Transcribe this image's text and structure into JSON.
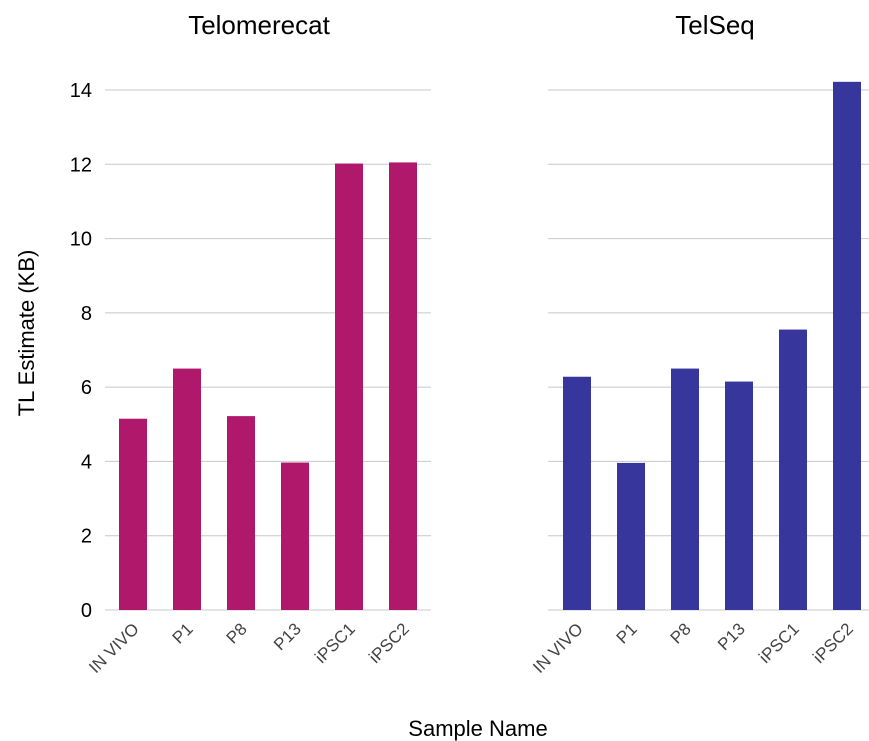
{
  "chart_data": {
    "type": "bar",
    "xlabel": "Sample Name",
    "ylabel": "TL Estimate (KB)",
    "ylim": [
      0,
      14
    ],
    "yticks": [
      0,
      2,
      4,
      6,
      8,
      10,
      12,
      14
    ],
    "grid": true,
    "categories": [
      "IN VIVO",
      "P1",
      "P8",
      "P13",
      "iPSC1",
      "iPSC2"
    ],
    "panels": [
      {
        "title": "Telomerecat",
        "color": "#b0186b",
        "values": [
          5.15,
          6.5,
          5.22,
          3.97,
          12.02,
          12.05
        ]
      },
      {
        "title": "TelSeq",
        "color": "#36369c",
        "values": [
          6.28,
          3.96,
          6.5,
          6.15,
          7.55,
          14.22
        ]
      }
    ]
  }
}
________________________
Without including any pictures, print all of the material exactly as given.

Transcribe this image's text and structure into JSON.
{
  "chart_data": {
    "type": "bar",
    "xlabel": "Sample Name",
    "ylabel": "TL Estimate (KB)",
    "ylim": [
      0,
      14
    ],
    "yticks": [
      0,
      2,
      4,
      6,
      8,
      10,
      12,
      14
    ],
    "grid": true,
    "categories": [
      "IN VIVO",
      "P1",
      "P8",
      "P13",
      "iPSC1",
      "iPSC2"
    ],
    "panels": [
      {
        "title": "Telomerecat",
        "color": "#b0186b",
        "values": [
          5.15,
          6.5,
          5.22,
          3.97,
          12.02,
          12.05
        ]
      },
      {
        "title": "TelSeq",
        "color": "#36369c",
        "values": [
          6.28,
          3.96,
          6.5,
          6.15,
          7.55,
          14.22
        ]
      }
    ]
  }
}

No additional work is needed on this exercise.